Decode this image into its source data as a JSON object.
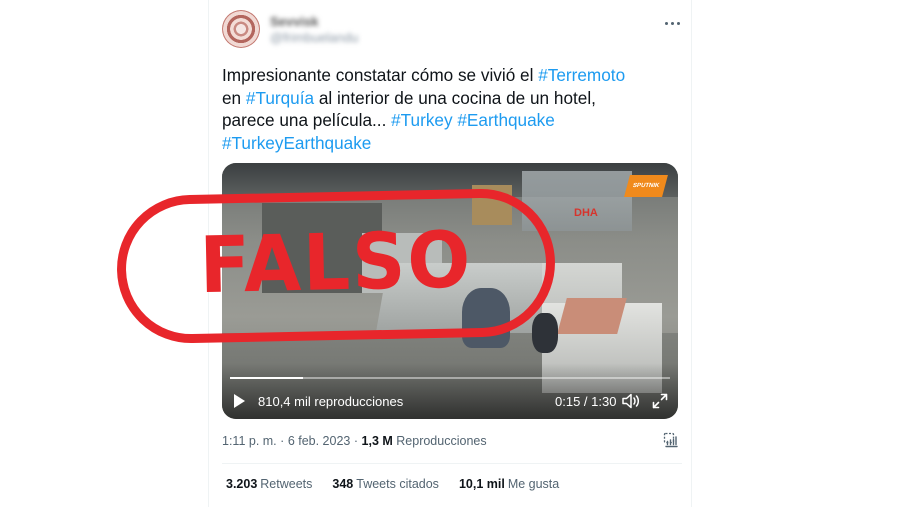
{
  "user": {
    "display_name": "Sevvisk",
    "handle": "@frimbuelandu"
  },
  "tweet": {
    "text_line1_plain": "Impresionante constatar cómo se vivió el ",
    "tag_terremoto": "#Terremoto",
    "text_line2_prefix": "en ",
    "tag_turquia": "#Turquía",
    "text_line2_plain": " al interior de una cocina de un hotel,",
    "text_line3_plain": "parece una película... ",
    "tag_turkey": "#Turkey",
    "tag_earthquake": "#Earthquake",
    "tag_turkeyearthquake": "#TurkeyEarthquake"
  },
  "video": {
    "views": "810,4 mil reproducciones",
    "time": "0:15 / 1:30",
    "progress": 0.167,
    "watermark_sputnik": "SPUTNIK",
    "watermark_dha": "DHA"
  },
  "meta": {
    "time": "1:11 p. m.",
    "separator": "·",
    "date": "6 feb. 2023",
    "separator2": "·",
    "views_count": "1,3 M",
    "views_label": "Reproducciones"
  },
  "stats": {
    "retweets_count": "3.203",
    "retweets_label": "Retweets",
    "quotes_count": "348",
    "quotes_label": "Tweets citados",
    "likes_count": "10,1 mil",
    "likes_label": "Me gusta"
  },
  "stamp": {
    "label": "FALSO",
    "color": "#e8262b"
  },
  "colors": {
    "link": "#1d9bf0",
    "text": "#0f1419",
    "secondary": "#536471"
  }
}
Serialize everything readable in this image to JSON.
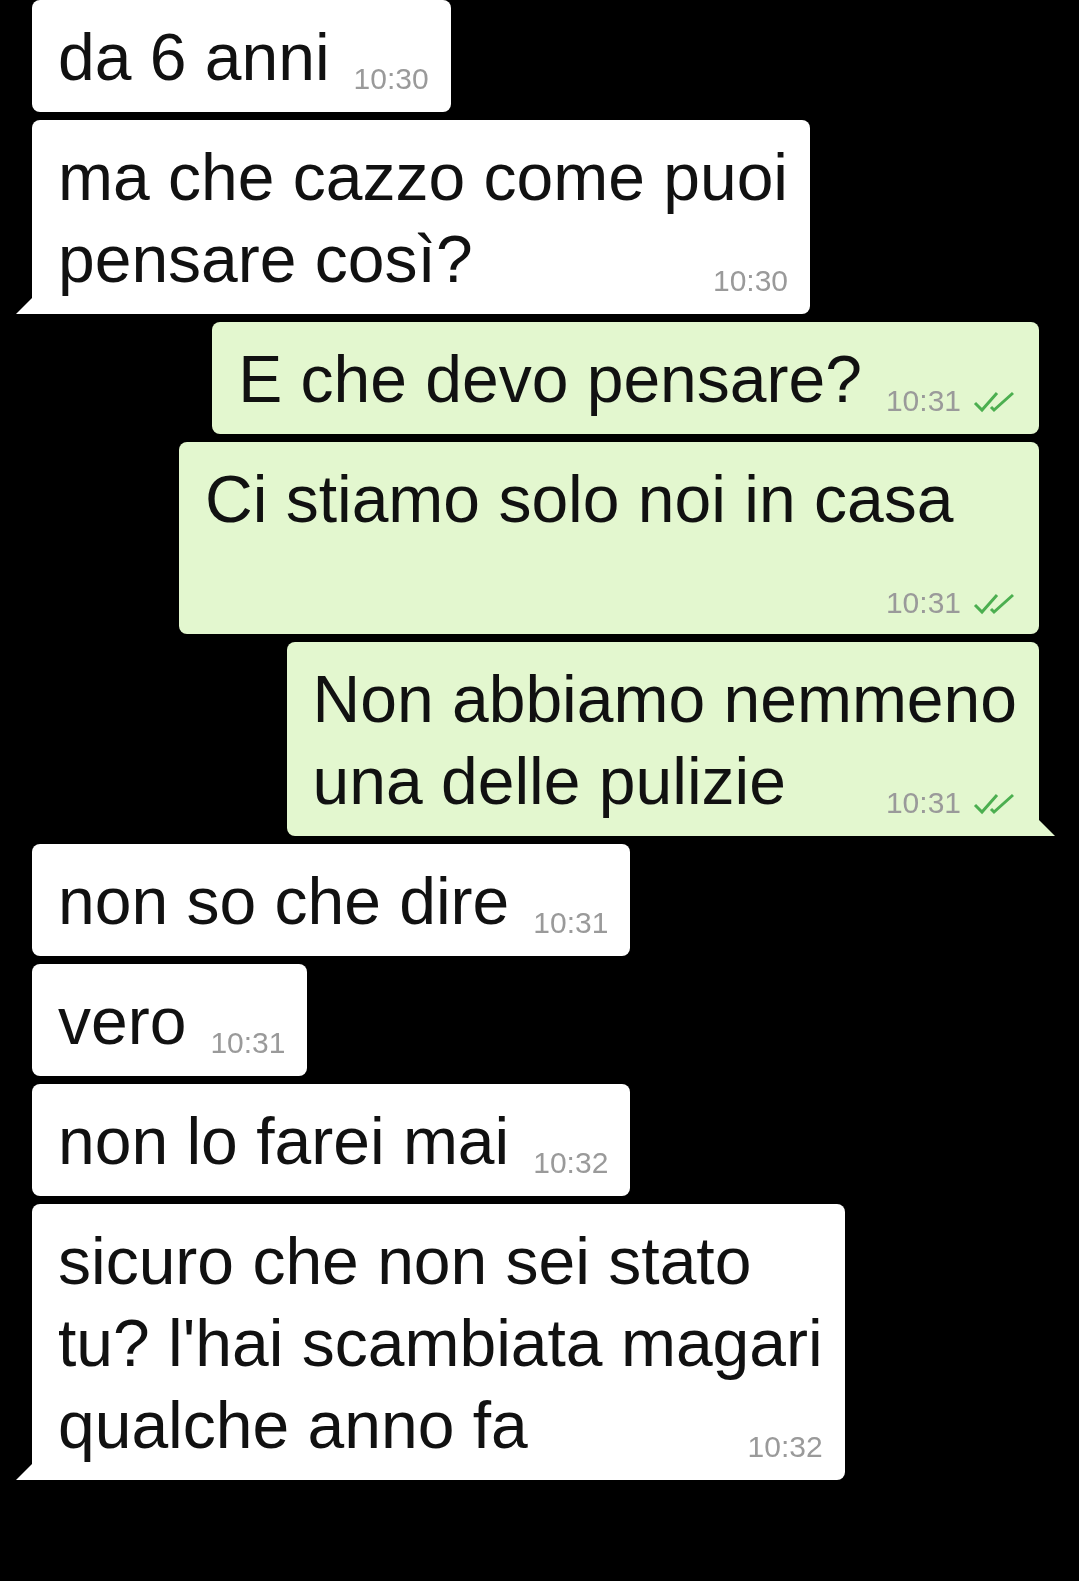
{
  "messages": [
    {
      "kind": "received",
      "lines": [
        "da 6 anni"
      ],
      "time": "10:30",
      "tail": false
    },
    {
      "kind": "received",
      "lines": [
        "ma che cazzo come puoi",
        "pensare così?"
      ],
      "time": "10:30",
      "tail": true
    },
    {
      "kind": "sent",
      "lines": [
        "E che devo pensare?"
      ],
      "time": "10:31",
      "tail": false,
      "read": true
    },
    {
      "kind": "sent",
      "lines": [
        "Ci stiamo solo noi in casa"
      ],
      "time": "10:31",
      "tail": false,
      "read": true
    },
    {
      "kind": "sent",
      "lines": [
        "Non abbiamo nemmeno",
        "una delle pulizie"
      ],
      "time": "10:31",
      "tail": true,
      "read": true
    },
    {
      "kind": "received",
      "lines": [
        "non so che dire"
      ],
      "time": "10:31",
      "tail": false
    },
    {
      "kind": "received",
      "lines": [
        "vero"
      ],
      "time": "10:31",
      "tail": false
    },
    {
      "kind": "received",
      "lines": [
        "non lo farei mai"
      ],
      "time": "10:32",
      "tail": false
    },
    {
      "kind": "received",
      "lines": [
        "sicuro che non sei stato",
        "tu? l'hai scambiata magari",
        "qualche anno fa"
      ],
      "time": "10:32",
      "tail": true
    }
  ]
}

---

◆ Brief
Write the listing above out again exactly, dropping each image.

◆ Complete answer
Decode this image into its source data as a JSON object.
{
  "user": {
    "display_name": "Sevvisk",
    "handle": "@frimbuelandu"
  },
  "tweet": {
    "text_line1_plain": "Impresionante constatar cómo se vivió el ",
    "tag_terremoto": "#Terremoto",
    "text_line2_prefix": "en ",
    "tag_turquia": "#Turquía",
    "text_line2_plain": " al interior de una cocina de un hotel,",
    "text_line3_plain": "parece una película... ",
    "tag_turkey": "#Turkey",
    "tag_earthquake": "#Earthquake",
    "tag_turkeyearthquake": "#TurkeyEarthquake"
  },
  "video": {
    "views": "810,4 mil reproducciones",
    "time": "0:15 / 1:30",
    "progress": 0.167,
    "watermark_sputnik": "SPUTNIK",
    "watermark_dha": "DHA"
  },
  "meta": {
    "time": "1:11 p. m.",
    "separator": "·",
    "date": "6 feb. 2023",
    "separator2": "·",
    "views_count": "1,3 M",
    "views_label": "Reproducciones"
  },
  "stats": {
    "retweets_count": "3.203",
    "retweets_label": "Retweets",
    "quotes_count": "348",
    "quotes_label": "Tweets citados",
    "likes_count": "10,1 mil",
    "likes_label": "Me gusta"
  },
  "stamp": {
    "label": "FALSO",
    "color": "#e8262b"
  },
  "colors": {
    "link": "#1d9bf0",
    "text": "#0f1419",
    "secondary": "#536471"
  }
}
Serialize everything readable in this image to JSON.
{
  "messages": [
    {
      "kind": "received",
      "lines": [
        "da 6 anni"
      ],
      "time": "10:30",
      "tail": false
    },
    {
      "kind": "received",
      "lines": [
        "ma che cazzo come puoi",
        "pensare così?"
      ],
      "time": "10:30",
      "tail": true
    },
    {
      "kind": "sent",
      "lines": [
        "E che devo pensare?"
      ],
      "time": "10:31",
      "tail": false,
      "read": true
    },
    {
      "kind": "sent",
      "lines": [
        "Ci stiamo solo noi in casa"
      ],
      "time": "10:31",
      "tail": false,
      "read": true
    },
    {
      "kind": "sent",
      "lines": [
        "Non abbiamo nemmeno",
        "una delle pulizie"
      ],
      "time": "10:31",
      "tail": true,
      "read": true
    },
    {
      "kind": "received",
      "lines": [
        "non so che dire"
      ],
      "time": "10:31",
      "tail": false
    },
    {
      "kind": "received",
      "lines": [
        "vero"
      ],
      "time": "10:31",
      "tail": false
    },
    {
      "kind": "received",
      "lines": [
        "non lo farei mai"
      ],
      "time": "10:32",
      "tail": false
    },
    {
      "kind": "received",
      "lines": [
        "sicuro che non sei stato",
        "tu? l'hai scambiata magari",
        "qualche anno fa"
      ],
      "time": "10:32",
      "tail": true
    }
  ]
}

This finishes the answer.